- Exercise prompt: Print out every line, exactly as written.
>> start Data rows
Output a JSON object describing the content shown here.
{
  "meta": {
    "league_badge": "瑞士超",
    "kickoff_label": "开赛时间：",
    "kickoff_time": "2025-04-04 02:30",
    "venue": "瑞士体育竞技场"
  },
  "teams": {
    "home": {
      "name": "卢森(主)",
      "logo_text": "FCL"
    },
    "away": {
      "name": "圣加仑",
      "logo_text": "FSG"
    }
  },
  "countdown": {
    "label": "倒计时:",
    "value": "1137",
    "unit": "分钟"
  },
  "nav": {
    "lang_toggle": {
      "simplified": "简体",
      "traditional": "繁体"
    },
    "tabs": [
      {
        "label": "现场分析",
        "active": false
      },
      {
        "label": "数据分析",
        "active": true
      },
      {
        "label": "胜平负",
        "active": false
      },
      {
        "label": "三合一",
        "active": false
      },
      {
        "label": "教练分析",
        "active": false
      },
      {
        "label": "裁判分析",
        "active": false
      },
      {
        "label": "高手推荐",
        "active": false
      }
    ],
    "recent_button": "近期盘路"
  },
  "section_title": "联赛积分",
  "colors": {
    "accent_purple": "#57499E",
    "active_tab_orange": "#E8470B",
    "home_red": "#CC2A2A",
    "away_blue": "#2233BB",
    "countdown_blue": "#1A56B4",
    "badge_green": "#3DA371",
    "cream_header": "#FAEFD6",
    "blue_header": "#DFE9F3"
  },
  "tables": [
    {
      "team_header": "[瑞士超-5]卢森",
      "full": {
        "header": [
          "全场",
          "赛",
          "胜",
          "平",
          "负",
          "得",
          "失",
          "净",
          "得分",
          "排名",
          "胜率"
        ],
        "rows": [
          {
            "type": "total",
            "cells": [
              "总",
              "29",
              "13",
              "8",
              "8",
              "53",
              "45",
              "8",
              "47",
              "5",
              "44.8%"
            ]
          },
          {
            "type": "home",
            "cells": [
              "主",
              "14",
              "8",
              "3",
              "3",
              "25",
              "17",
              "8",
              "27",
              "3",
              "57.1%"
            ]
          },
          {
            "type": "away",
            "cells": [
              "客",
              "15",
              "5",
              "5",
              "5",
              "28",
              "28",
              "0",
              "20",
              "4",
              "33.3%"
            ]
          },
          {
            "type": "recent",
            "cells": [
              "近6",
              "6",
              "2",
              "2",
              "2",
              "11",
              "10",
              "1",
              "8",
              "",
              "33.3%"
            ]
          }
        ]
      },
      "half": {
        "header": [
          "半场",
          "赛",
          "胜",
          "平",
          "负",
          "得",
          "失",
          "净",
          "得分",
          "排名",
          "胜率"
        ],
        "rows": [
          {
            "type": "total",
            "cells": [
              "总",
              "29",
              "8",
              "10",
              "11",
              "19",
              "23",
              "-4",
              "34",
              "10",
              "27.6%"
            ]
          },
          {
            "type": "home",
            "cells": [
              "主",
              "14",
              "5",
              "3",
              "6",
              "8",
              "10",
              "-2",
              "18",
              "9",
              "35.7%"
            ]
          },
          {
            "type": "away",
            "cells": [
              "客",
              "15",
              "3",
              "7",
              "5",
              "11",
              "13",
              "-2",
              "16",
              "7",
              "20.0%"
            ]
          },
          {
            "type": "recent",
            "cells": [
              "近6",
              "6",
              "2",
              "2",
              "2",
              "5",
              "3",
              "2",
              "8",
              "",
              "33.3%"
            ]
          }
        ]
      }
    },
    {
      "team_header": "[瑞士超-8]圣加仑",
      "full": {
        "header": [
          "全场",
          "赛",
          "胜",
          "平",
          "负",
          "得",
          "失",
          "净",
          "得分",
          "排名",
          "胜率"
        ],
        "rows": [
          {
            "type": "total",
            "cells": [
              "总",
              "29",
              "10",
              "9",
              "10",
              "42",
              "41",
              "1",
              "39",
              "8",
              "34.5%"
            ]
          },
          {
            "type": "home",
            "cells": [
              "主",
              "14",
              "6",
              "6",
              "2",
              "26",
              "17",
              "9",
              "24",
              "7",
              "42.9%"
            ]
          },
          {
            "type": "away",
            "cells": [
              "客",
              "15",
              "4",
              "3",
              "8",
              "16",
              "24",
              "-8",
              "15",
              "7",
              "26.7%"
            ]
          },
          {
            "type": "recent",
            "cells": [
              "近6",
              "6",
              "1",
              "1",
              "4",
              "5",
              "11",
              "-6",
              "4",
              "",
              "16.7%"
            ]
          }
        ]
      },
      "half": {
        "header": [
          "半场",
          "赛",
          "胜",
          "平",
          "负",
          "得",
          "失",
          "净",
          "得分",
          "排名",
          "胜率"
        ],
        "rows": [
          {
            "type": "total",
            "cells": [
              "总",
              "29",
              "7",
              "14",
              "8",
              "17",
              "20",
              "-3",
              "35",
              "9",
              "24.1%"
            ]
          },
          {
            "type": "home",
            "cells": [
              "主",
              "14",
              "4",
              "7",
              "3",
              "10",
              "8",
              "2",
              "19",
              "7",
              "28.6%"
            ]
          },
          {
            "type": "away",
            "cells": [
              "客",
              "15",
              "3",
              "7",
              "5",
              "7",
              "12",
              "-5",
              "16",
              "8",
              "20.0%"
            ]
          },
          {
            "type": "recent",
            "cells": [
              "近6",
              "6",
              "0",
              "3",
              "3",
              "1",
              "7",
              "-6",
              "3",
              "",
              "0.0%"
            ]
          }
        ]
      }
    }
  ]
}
>> end Data rows
- Worked answer:
Output a JSON object describing the content shown here.
{
  "meta": {
    "league_badge": "瑞士超",
    "kickoff_label": "开赛时间：",
    "kickoff_time": "2025-04-04 02:30",
    "venue": "瑞士体育竞技场"
  },
  "teams": {
    "home": {
      "name": "卢森(主)",
      "logo_text": "FCL"
    },
    "away": {
      "name": "圣加仑",
      "logo_text": "FSG"
    }
  },
  "countdown": {
    "label": "倒计时:",
    "value": "1137",
    "unit": "分钟"
  },
  "nav": {
    "lang_toggle": {
      "simplified": "简体",
      "traditional": "繁体"
    },
    "tabs": [
      {
        "label": "现场分析",
        "active": false
      },
      {
        "label": "数据分析",
        "active": true
      },
      {
        "label": "胜平负",
        "active": false
      },
      {
        "label": "三合一",
        "active": false
      },
      {
        "label": "教练分析",
        "active": false
      },
      {
        "label": "裁判分析",
        "active": false
      },
      {
        "label": "高手推荐",
        "active": false
      }
    ],
    "recent_button": "近期盘路"
  },
  "section_title": "联赛积分",
  "colors": {
    "accent_purple": "#57499E",
    "active_tab_orange": "#E8470B",
    "home_red": "#CC2A2A",
    "away_blue": "#2233BB",
    "countdown_blue": "#1A56B4",
    "badge_green": "#3DA371",
    "cream_header": "#FAEFD6",
    "blue_header": "#DFE9F3"
  },
  "tables": [
    {
      "team_header": "[瑞士超-5]卢森",
      "full": {
        "header": [
          "全场",
          "赛",
          "胜",
          "平",
          "负",
          "得",
          "失",
          "净",
          "得分",
          "排名",
          "胜率"
        ],
        "rows": [
          {
            "type": "total",
            "cells": [
              "总",
              "29",
              "13",
              "8",
              "8",
              "53",
              "45",
              "8",
              "47",
              "5",
              "44.8%"
            ]
          },
          {
            "type": "home",
            "cells": [
              "主",
              "14",
              "8",
              "3",
              "3",
              "25",
              "17",
              "8",
              "27",
              "3",
              "57.1%"
            ]
          },
          {
            "type": "away",
            "cells": [
              "客",
              "15",
              "5",
              "5",
              "5",
              "28",
              "28",
              "0",
              "20",
              "4",
              "33.3%"
            ]
          },
          {
            "type": "recent",
            "cells": [
              "近6",
              "6",
              "2",
              "2",
              "2",
              "11",
              "10",
              "1",
              "8",
              "",
              "33.3%"
            ]
          }
        ]
      },
      "half": {
        "header": [
          "半场",
          "赛",
          "胜",
          "平",
          "负",
          "得",
          "失",
          "净",
          "得分",
          "排名",
          "胜率"
        ],
        "rows": [
          {
            "type": "total",
            "cells": [
              "总",
              "29",
              "8",
              "10",
              "11",
              "19",
              "23",
              "-4",
              "34",
              "10",
              "27.6%"
            ]
          },
          {
            "type": "home",
            "cells": [
              "主",
              "14",
              "5",
              "3",
              "6",
              "8",
              "10",
              "-2",
              "18",
              "9",
              "35.7%"
            ]
          },
          {
            "type": "away",
            "cells": [
              "客",
              "15",
              "3",
              "7",
              "5",
              "11",
              "13",
              "-2",
              "16",
              "7",
              "20.0%"
            ]
          },
          {
            "type": "recent",
            "cells": [
              "近6",
              "6",
              "2",
              "2",
              "2",
              "5",
              "3",
              "2",
              "8",
              "",
              "33.3%"
            ]
          }
        ]
      }
    },
    {
      "team_header": "[瑞士超-8]圣加仑",
      "full": {
        "header": [
          "全场",
          "赛",
          "胜",
          "平",
          "负",
          "得",
          "失",
          "净",
          "得分",
          "排名",
          "胜率"
        ],
        "rows": [
          {
            "type": "total",
            "cells": [
              "总",
              "29",
              "10",
              "9",
              "10",
              "42",
              "41",
              "1",
              "39",
              "8",
              "34.5%"
            ]
          },
          {
            "type": "home",
            "cells": [
              "主",
              "14",
              "6",
              "6",
              "2",
              "26",
              "17",
              "9",
              "24",
              "7",
              "42.9%"
            ]
          },
          {
            "type": "away",
            "cells": [
              "客",
              "15",
              "4",
              "3",
              "8",
              "16",
              "24",
              "-8",
              "15",
              "7",
              "26.7%"
            ]
          },
          {
            "type": "recent",
            "cells": [
              "近6",
              "6",
              "1",
              "1",
              "4",
              "5",
              "11",
              "-6",
              "4",
              "",
              "16.7%"
            ]
          }
        ]
      },
      "half": {
        "header": [
          "半场",
          "赛",
          "胜",
          "平",
          "负",
          "得",
          "失",
          "净",
          "得分",
          "排名",
          "胜率"
        ],
        "rows": [
          {
            "type": "total",
            "cells": [
              "总",
              "29",
              "7",
              "14",
              "8",
              "17",
              "20",
              "-3",
              "35",
              "9",
              "24.1%"
            ]
          },
          {
            "type": "home",
            "cells": [
              "主",
              "14",
              "4",
              "7",
              "3",
              "10",
              "8",
              "2",
              "19",
              "7",
              "28.6%"
            ]
          },
          {
            "type": "away",
            "cells": [
              "客",
              "15",
              "3",
              "7",
              "5",
              "7",
              "12",
              "-5",
              "16",
              "8",
              "20.0%"
            ]
          },
          {
            "type": "recent",
            "cells": [
              "近6",
              "6",
              "0",
              "3",
              "3",
              "1",
              "7",
              "-6",
              "3",
              "",
              "0.0%"
            ]
          }
        ]
      }
    }
  ]
}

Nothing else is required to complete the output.